**Excerpt:**
■ ■ ■

HDF5 (?) crashes computer when interrupting a write

Dear forum members,

I have observed an annoying occurence many times now. I'm running
parallel HDF5 (1.8.14) on top of OpenMPI (1.7.2) with gcc (4.8.1) on a
OpenSuse Linux (13.1). The storage is located on a NFS Server.

Running on typically 4 cores, I'm writing relatively large files (at
least several hundred MB, sometimes many GB) in parallel with HDF5.
Sometimes I have to interrupt the code with a CTRL+C signal during such
a write operation (often because of user error). Occasionally, this will
cause a catastrophic hangup, and I get the error message:
kernel BUG: soft lockup - CPU stuck for 23s!

This will invariably cause a violent system crash after a very short
time. I have observed this on at least 5 different machines (same
software stack), and so I don't believe it is a hardware problem. Since
these lockups only happen during interrupted write operations, I suspect
the HDF5 library to be causing them in some way, possibly not freeing
some resources.

Of course, it could also be caused by OpenMPI. Due to the highly
disruptive nature of the problem, I am not keen to try it too often. I
cannot easily try a different (or newer) MPI implementation. It might
also be caused by the fact that I'm not writing to a physical drive, but
a NFS drive.

Hence a general question, without appending example code: Has anyone
observed this behavior before, and if so, is there a fix? Am I blaming
HDF5 unfairly, and another cause is more likely? If this error is
unheard of, it's most likely caused by my setup...

Thanks,
Wolf

···

--

Dear forum members,

I have observed an annoying occurence many times now. I'm running
parallel HDF5 (1.8.14) on top of OpenMPI (1.7.2) with gcc (4.8.1) on a
OpenSuse Linux (13.1). The storage is located on a NFS Server.

Running on typically 4 cores, I'm writing relatively large files (at
least several hundred MB, sometimes many GB) in parallel with HDF5.

■ ■ ■

**Provided material:**
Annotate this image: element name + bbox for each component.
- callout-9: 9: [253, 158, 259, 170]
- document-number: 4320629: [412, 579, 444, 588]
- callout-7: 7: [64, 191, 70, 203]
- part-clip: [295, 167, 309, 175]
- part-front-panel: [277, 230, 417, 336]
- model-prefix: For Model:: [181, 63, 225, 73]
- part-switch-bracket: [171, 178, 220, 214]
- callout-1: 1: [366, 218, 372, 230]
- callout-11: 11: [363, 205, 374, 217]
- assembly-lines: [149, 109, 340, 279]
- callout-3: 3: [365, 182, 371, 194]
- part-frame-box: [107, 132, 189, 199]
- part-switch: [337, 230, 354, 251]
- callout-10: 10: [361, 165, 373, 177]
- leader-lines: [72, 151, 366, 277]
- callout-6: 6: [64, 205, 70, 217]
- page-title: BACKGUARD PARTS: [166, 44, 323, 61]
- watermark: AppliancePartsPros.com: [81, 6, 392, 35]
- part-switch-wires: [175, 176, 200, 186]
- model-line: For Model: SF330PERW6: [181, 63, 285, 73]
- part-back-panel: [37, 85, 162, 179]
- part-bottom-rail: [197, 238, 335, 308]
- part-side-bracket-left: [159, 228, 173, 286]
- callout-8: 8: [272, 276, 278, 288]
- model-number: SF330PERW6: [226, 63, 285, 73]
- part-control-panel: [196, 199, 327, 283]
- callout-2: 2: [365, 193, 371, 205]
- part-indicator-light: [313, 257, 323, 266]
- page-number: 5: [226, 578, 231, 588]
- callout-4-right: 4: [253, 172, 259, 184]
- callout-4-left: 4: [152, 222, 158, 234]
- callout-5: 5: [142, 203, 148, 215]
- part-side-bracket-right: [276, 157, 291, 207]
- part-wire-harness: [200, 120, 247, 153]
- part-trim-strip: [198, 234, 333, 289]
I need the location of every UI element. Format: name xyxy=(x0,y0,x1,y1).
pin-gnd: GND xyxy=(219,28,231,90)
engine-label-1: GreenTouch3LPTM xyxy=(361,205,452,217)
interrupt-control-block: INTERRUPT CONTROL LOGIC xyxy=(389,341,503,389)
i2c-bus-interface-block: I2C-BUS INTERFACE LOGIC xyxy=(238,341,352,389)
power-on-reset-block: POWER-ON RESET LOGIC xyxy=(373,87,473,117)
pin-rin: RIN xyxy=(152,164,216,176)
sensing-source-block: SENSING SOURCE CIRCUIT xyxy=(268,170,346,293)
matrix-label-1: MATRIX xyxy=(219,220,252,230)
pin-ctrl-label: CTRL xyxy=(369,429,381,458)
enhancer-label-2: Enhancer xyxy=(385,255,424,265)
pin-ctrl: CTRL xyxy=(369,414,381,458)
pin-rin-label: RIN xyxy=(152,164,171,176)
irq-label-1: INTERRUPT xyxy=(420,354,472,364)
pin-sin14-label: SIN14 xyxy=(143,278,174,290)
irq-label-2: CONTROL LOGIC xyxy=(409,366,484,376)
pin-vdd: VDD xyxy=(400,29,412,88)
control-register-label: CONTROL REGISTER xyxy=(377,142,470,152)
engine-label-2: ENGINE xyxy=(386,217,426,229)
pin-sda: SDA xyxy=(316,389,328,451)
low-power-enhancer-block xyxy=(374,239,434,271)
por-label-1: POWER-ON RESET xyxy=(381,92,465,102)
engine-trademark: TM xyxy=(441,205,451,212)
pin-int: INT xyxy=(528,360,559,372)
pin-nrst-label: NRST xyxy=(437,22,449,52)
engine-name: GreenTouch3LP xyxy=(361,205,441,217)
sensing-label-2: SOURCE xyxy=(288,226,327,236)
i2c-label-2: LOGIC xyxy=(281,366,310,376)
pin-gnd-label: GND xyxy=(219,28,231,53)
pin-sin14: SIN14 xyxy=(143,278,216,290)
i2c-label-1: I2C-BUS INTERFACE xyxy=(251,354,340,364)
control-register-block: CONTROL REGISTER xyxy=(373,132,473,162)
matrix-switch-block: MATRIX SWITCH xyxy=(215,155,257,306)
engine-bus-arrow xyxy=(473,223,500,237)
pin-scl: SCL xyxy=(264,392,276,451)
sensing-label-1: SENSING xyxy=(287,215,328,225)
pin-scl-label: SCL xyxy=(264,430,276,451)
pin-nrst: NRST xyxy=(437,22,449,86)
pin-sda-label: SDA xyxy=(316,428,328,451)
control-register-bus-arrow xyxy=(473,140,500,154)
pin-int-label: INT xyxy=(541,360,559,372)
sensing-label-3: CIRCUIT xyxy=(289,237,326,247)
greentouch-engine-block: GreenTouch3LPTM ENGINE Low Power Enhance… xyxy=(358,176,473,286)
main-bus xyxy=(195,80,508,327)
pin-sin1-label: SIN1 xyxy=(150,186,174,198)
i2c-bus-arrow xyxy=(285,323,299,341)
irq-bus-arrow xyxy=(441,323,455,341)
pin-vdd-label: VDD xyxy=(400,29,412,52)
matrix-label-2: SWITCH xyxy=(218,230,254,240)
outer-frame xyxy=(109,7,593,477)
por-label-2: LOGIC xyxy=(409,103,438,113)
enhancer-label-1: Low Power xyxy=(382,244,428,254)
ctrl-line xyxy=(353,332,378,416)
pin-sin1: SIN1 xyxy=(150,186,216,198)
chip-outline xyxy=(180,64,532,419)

■ ■ ■

**Stated exercise 1:**
Decide whether each statement below agrees with the HDF5 forum thread. Answer yes or no and quote the words from the thread that decide it.
(a) The poster runs HDF5 version 1.8.14.
(b) The problem has been seen on only one machine.
(c) The poster can readily switch to a newer MPI implementation.
**Stated exercise 2:**
Answer these questions using the HDF5 forum thread.
(a) What error message does the poster receive?
(b) Where is the storage located?
(c) On how many cores does the poster typically run?
**Stated exercise 3:**
Proceed with the HDF5 forum thread, picking up after its final sentence.

**Task output 1:**
(a) Yes: "I'm running parallel HDF5 (1.8.14) on top of OpenMPI (1.7.2)"
(b) No: "I have observed this on at least 5 different machines (same software stack)"
(c) No: "I cannot easily try a different (or newer) MPI implementation."

**Task output 2:**
(a) "kernel BUG: soft lockup - CPU stuck for 23s!"
(b) On an NFS server.
(c) Typically 4 cores.

**Task output 3:**
Sometimes I have to interrupt the code with a CTRL+C signal during such
a write operation (often because of user error). Occasionally, this will
cause a catastrophic hangup, and I get the error message:
kernel BUG: soft lockup - CPU stuck for 23s!

Have you seen <
http://lists.opensuse.org/archive/opensuse-bugs/2014-06/msg01135.html>?
What kernel version are you running?

This will invariably cause a violent system crash after a very short
time. I have observed this on at least 5 different machines (same
software stack), and so I don't believe it is a hardware problem. Since
these lockups only happen during interrupted write operations, I suspect
the HDF5 library to be causing them in some way, possibly not freeing
some resources.

A "kernel BUG" needs to be fixed in the kernel, but of course some
kernel bugs are triggered by buggy user/library code.

···

On Fri, May 22, 2015 at 9:08 AM, Wolf Dapp <wolf.dapp@gmail.com> wrote:

Of course, it could also be caused by OpenMPI. Due to the highly
disruptive nature of the problem, I am not keen to try it too often. I
cannot easily try a different (or newer) MPI implementation. It might
also be caused by the fact that I'm not writing to a physical drive, but
a NFS drive.

Hence a general question, without appending example code: Has anyone
observed this behavior before, and if so, is there a fix? Am I blaming
HDF5 unfairly, and another cause is more likely? If this error is
unheard of, it's most likely caused by my setup...

Thanks,
Wolf

--

_______________________________________________
Hdf-forum is for HDF software users discussion.
Hdf-forum@lists.hdfgroup.org
http://lists.hdfgroup.org/mailman/listinfo/hdf-forum_lists.hdfgroup.org
Twitter: https://twitter.com/hdf5

--
George N. White III <aa056@chebucto.ns.ca>
Head of St. Margarets Bay, Nova Scotia

Have you seen
<http://lists.opensuse.org/archive/opensuse-bugs/2014-06/msg01135.html>?
What kernel version are you running?

Hello George,

thanks for your response. I had indeed not seen this particular bug
report. My searches had revealed plenty of such "soft lockup" problems,
but most of them apparently related to hardware. Alas, as in other bug
reports, no actual reason or patch was mentioned in this one, except
that the error no longer appears in kernel 3.15.

I am indeed running kernel 3.11.10-29-desktop. Unfortunately, I won't be
able to try 3.15 for a while...

A "kernel BUG" needs to be fixed in the kernel, but of course some
kernel bugs are triggered by buggy user/library code.

Since the error is quite reproducible by interrupting a parallel HDF5
write (and has not happened to me under any other circumstance), I was
thinking that it may have to do with HDF5, and that other HDF5 users may
have encountered it.

Cheers,
Wolf

···

Am 22.05.2015 um 16:29 schrieb George N. White III:

--

> Have you seen
> <http://lists.opensuse.org/archive/opensuse-bugs/2014-06/msg01135.html>?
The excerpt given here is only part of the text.